# Extracted information start

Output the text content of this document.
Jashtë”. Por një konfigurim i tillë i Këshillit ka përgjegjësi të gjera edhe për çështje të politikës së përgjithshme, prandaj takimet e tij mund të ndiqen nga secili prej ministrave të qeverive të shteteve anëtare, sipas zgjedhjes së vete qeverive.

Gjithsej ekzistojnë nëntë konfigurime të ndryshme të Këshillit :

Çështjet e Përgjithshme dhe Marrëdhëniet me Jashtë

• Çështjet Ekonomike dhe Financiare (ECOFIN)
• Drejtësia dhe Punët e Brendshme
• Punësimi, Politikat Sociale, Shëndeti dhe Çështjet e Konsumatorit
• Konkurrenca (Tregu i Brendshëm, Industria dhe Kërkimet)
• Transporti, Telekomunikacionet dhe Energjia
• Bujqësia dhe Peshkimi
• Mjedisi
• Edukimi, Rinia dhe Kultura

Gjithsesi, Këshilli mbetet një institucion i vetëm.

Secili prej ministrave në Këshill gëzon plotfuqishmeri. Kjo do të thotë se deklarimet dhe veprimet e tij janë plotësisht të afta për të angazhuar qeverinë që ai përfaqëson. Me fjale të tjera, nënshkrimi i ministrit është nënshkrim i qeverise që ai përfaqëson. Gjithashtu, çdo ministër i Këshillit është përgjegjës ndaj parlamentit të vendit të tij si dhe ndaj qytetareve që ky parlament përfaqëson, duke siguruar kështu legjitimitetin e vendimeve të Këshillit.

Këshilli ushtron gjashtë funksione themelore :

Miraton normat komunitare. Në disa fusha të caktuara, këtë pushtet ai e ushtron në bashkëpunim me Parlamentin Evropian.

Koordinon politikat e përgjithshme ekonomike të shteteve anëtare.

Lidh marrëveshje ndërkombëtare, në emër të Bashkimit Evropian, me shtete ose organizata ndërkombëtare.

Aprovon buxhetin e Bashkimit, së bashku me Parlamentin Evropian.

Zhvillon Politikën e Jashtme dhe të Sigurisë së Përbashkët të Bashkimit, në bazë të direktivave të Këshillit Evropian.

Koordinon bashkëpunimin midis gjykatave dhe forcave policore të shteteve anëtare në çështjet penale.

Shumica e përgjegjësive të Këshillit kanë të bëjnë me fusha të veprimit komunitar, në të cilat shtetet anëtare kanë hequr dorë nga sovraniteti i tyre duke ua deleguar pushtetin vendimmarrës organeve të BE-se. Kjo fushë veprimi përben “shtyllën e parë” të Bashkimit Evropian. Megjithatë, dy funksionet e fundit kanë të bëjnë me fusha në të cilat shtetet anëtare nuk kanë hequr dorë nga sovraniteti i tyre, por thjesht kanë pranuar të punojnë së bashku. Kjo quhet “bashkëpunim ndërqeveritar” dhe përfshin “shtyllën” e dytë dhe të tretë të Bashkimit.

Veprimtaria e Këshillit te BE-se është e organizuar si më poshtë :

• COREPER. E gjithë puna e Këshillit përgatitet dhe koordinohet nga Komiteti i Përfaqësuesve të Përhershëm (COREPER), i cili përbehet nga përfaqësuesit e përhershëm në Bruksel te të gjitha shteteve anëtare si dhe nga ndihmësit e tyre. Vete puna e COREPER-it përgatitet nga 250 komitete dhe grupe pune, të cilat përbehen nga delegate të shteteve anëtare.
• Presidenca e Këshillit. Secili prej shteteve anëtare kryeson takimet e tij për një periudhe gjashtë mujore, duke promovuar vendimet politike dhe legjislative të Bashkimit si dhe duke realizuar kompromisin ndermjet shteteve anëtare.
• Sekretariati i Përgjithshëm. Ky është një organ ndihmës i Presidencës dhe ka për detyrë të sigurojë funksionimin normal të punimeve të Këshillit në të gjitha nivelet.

# Extracted information end

• [Exercise objective] Of the lines above, how many hold the word "ushtron"? Say the number alone.

• [Task response] 2